Stored items:
────
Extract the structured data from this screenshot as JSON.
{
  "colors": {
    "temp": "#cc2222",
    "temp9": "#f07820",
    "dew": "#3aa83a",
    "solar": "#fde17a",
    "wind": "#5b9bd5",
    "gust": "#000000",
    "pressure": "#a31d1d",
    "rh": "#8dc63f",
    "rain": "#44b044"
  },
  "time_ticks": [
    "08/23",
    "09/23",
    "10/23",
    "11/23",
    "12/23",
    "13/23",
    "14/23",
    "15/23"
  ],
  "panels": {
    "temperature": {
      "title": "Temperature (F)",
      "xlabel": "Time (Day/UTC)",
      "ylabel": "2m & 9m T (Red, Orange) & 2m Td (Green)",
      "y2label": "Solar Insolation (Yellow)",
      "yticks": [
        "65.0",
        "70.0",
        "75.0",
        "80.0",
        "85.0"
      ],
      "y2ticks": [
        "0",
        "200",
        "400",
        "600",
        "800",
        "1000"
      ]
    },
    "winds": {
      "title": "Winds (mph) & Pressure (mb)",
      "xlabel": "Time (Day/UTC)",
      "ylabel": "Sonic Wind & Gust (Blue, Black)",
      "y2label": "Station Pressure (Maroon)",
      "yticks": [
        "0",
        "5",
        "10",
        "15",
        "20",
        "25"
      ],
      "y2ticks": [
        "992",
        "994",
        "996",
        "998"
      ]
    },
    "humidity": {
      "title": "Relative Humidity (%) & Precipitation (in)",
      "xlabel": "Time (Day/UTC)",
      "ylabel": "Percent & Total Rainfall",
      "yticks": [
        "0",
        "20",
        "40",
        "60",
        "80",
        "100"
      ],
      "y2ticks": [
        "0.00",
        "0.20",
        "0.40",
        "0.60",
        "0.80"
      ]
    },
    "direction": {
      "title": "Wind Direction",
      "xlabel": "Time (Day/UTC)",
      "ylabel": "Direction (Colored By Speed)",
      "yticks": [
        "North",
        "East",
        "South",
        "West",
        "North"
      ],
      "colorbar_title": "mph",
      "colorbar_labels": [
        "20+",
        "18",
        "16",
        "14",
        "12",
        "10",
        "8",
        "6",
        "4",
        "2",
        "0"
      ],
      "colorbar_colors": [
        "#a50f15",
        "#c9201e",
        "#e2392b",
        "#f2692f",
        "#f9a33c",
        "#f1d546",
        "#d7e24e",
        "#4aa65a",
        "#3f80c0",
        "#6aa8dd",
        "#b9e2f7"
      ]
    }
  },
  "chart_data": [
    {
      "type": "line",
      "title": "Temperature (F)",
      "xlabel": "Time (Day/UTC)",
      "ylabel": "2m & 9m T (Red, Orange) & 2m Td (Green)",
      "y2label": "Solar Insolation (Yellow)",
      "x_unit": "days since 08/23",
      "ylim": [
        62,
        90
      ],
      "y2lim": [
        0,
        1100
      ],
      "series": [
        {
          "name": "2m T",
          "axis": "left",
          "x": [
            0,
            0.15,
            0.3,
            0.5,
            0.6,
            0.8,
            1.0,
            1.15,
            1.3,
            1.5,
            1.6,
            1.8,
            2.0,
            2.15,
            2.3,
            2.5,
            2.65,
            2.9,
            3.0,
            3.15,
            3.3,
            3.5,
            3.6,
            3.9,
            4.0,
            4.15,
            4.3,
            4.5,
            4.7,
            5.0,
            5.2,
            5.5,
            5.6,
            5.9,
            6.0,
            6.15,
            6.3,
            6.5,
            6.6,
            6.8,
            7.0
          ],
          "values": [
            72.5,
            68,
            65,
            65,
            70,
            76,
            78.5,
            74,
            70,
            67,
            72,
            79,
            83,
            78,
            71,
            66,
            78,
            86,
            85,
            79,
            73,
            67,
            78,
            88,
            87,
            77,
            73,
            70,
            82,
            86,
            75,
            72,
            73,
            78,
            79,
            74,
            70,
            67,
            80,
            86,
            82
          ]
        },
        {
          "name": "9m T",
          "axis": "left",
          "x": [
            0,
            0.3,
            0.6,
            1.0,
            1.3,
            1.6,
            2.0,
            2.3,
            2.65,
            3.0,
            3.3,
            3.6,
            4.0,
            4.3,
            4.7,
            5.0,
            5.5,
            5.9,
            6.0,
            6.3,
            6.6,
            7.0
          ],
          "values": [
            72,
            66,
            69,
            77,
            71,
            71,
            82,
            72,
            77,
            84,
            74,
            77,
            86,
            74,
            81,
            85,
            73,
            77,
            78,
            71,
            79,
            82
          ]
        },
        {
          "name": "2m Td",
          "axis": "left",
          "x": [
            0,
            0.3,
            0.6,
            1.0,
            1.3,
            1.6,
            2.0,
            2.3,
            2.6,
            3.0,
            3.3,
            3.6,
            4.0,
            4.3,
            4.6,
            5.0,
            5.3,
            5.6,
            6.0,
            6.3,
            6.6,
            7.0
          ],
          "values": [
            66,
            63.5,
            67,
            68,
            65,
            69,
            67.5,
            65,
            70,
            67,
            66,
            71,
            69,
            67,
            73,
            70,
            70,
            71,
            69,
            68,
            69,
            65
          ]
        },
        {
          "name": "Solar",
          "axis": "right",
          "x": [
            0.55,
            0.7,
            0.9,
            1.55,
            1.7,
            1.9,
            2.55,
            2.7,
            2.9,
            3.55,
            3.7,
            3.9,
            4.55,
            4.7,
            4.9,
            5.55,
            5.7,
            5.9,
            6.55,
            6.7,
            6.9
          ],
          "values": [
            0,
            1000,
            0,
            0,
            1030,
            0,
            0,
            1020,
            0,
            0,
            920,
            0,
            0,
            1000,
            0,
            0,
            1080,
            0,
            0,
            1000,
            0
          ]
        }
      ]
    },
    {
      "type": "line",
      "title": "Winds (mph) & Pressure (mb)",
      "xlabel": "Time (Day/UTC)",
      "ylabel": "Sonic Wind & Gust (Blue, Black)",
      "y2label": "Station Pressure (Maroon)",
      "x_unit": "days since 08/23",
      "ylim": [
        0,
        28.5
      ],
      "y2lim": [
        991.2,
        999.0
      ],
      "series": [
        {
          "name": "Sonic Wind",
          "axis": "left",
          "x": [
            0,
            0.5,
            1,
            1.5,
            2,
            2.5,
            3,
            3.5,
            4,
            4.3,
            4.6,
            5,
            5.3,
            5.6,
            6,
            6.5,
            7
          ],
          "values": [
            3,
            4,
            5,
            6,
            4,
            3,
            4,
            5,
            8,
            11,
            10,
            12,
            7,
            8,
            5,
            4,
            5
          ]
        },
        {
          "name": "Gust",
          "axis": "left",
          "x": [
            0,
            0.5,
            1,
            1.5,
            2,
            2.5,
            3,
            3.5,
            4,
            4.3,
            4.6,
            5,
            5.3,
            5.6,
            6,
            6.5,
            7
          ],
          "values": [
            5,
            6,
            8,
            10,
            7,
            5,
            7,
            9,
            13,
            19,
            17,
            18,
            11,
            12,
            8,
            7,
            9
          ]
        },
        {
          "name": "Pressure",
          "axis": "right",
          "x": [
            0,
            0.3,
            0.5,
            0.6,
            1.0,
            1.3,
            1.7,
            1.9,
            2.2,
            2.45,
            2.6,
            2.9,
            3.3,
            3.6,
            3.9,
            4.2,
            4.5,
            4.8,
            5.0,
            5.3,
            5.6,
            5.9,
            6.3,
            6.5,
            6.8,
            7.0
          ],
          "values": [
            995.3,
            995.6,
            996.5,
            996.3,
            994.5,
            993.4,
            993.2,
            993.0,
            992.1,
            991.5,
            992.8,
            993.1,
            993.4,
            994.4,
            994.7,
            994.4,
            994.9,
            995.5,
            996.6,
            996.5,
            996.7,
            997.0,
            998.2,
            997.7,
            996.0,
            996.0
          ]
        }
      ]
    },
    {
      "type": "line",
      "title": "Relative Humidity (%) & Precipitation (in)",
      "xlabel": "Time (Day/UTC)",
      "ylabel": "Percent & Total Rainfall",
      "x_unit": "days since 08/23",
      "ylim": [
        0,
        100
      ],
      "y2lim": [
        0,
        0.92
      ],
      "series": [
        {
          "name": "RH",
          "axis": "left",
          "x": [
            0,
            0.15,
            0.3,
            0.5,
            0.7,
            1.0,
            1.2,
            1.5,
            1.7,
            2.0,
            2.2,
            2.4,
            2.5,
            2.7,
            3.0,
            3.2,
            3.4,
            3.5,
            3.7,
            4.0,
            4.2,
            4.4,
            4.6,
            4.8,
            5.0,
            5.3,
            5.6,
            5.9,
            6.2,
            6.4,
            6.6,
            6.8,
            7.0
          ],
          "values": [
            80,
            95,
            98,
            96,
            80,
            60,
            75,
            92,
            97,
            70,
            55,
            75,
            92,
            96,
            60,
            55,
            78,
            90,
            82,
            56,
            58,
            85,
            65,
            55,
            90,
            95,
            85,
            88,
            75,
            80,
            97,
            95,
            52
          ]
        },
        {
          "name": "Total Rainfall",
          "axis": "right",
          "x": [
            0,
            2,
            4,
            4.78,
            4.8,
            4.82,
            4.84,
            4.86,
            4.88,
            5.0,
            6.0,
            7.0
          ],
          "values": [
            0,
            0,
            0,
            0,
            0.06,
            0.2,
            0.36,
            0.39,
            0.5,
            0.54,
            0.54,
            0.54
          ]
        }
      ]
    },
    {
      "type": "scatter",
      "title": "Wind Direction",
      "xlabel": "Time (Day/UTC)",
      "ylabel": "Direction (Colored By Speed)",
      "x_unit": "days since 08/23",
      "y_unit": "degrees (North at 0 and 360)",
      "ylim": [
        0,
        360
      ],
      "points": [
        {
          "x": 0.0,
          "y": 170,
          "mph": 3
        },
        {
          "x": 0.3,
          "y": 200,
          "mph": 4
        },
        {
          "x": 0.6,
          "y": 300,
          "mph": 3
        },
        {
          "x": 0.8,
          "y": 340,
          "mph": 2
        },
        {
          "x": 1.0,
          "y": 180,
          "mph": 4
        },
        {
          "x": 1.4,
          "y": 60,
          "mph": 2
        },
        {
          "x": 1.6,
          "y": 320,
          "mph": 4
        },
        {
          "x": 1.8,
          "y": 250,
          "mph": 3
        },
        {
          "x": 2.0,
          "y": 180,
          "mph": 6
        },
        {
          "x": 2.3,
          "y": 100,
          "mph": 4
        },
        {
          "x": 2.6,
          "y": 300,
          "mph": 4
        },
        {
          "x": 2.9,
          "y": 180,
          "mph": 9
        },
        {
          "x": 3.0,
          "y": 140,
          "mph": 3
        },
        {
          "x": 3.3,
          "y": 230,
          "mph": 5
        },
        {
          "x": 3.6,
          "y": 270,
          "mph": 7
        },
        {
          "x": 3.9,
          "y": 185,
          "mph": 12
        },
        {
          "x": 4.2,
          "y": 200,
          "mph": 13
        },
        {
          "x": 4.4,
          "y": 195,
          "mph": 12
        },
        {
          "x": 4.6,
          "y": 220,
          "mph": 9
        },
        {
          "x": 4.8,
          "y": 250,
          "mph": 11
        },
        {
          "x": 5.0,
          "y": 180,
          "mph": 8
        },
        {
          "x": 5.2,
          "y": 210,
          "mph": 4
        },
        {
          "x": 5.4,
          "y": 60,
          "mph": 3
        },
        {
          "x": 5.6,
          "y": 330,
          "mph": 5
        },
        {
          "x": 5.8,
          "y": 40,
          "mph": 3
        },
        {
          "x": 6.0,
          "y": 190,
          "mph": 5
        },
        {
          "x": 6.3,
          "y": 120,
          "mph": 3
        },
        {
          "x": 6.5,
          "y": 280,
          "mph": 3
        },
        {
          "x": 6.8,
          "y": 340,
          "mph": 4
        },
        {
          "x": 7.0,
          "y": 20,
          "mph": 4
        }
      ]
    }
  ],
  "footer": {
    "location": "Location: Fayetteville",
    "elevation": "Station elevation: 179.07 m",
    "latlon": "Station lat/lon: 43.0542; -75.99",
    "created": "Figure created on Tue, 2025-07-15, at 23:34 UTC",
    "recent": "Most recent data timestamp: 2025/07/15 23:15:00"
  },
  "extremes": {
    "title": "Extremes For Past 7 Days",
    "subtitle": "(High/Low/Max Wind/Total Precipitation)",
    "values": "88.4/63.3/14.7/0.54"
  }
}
────
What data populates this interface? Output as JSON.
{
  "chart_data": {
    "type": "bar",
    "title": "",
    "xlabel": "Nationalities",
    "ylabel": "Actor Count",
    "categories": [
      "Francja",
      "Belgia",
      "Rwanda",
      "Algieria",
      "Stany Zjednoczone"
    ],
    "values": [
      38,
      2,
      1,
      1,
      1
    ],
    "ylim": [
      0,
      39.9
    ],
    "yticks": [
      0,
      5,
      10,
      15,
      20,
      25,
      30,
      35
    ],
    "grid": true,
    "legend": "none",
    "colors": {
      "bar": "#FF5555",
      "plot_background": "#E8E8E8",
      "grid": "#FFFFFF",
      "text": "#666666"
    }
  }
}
────
Go through the listing above and list every line that has the word "JSON".

WRITTEN SOLUTION
Extract the structured data from this screenshot as JSON.
What data populates this interface? Output as JSON.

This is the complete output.